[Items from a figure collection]

## START

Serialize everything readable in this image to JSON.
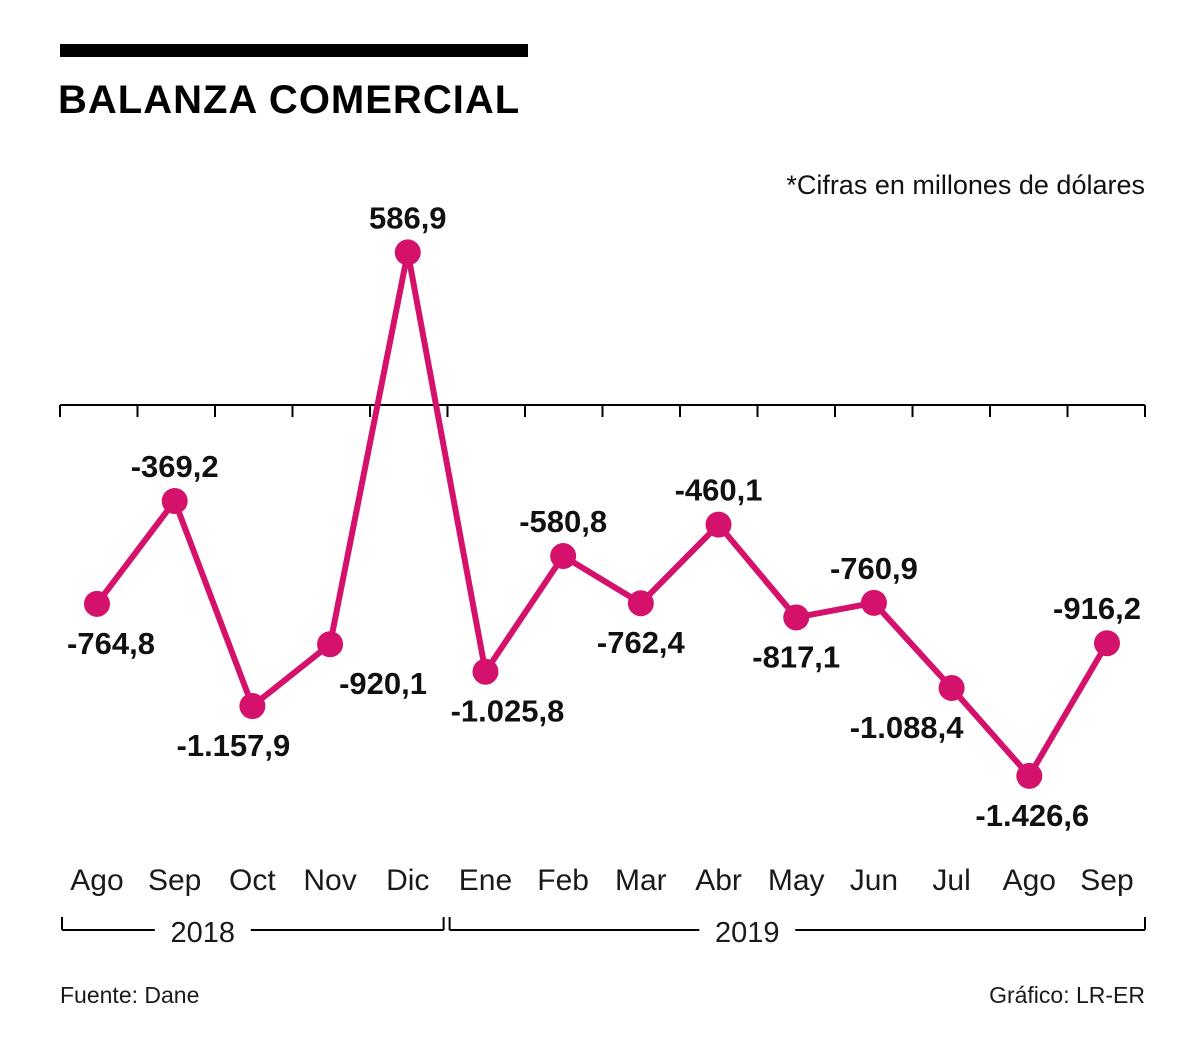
{
  "header": {
    "title": "BALANZA COMERCIAL",
    "note": "*Cifras en millones de dólares"
  },
  "footer": {
    "source": "Fuente: Dane",
    "credit": "Gráfico: LR-ER"
  },
  "chart_data": {
    "type": "line",
    "title": "BALANZA COMERCIAL",
    "unit_note": "*Cifras en millones de dólares",
    "categories": [
      "Ago",
      "Sep",
      "Oct",
      "Nov",
      "Dic",
      "Ene",
      "Feb",
      "Mar",
      "Abr",
      "May",
      "Jun",
      "Jul",
      "Ago",
      "Sep"
    ],
    "values": [
      -764.8,
      -369.2,
      -1157.9,
      -920.1,
      586.9,
      -1025.8,
      -580.8,
      -762.4,
      -460.1,
      -817.1,
      -760.9,
      -1088.4,
      -1426.6,
      -916.2
    ],
    "value_labels": [
      "-764,8",
      "-369,2",
      "-1.157,9",
      "-920,1",
      "586,9",
      "-1.025,8",
      "-580,8",
      "-762,4",
      "-460,1",
      "-817,1",
      "-760,9",
      "-1.088,4",
      "-1.426,6",
      "-916,2"
    ],
    "label_layout": [
      {
        "pos": "below",
        "dx": 14
      },
      {
        "pos": "above",
        "dx": 0
      },
      {
        "pos": "below",
        "dx": -19
      },
      {
        "pos": "below",
        "dx": 53
      },
      {
        "pos": "above",
        "dx": 0
      },
      {
        "pos": "below",
        "dx": 22
      },
      {
        "pos": "above",
        "dx": 0
      },
      {
        "pos": "below",
        "dx": 0
      },
      {
        "pos": "above",
        "dx": 0
      },
      {
        "pos": "below",
        "dx": 0
      },
      {
        "pos": "above",
        "dx": 0
      },
      {
        "pos": "below",
        "dx": -45
      },
      {
        "pos": "below",
        "dx": 3
      },
      {
        "pos": "above",
        "dx": -10
      }
    ],
    "year_groups": [
      {
        "label": "2018",
        "from": 0,
        "to": 4
      },
      {
        "label": "2019",
        "from": 5,
        "to": 13
      }
    ],
    "line_color": "#d4126b",
    "axis_color": "#000000",
    "ylim": [
      -1500,
      700
    ],
    "zero_line": true,
    "grid": false,
    "legend": "none"
  }
}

## END

**The problem**
Pick out the lines that include the word "millones" and write them out.

**Solution below**
    "note": "*Cifras en millones de dólares"
    "unit_note": "*Cifras en millones de dólares",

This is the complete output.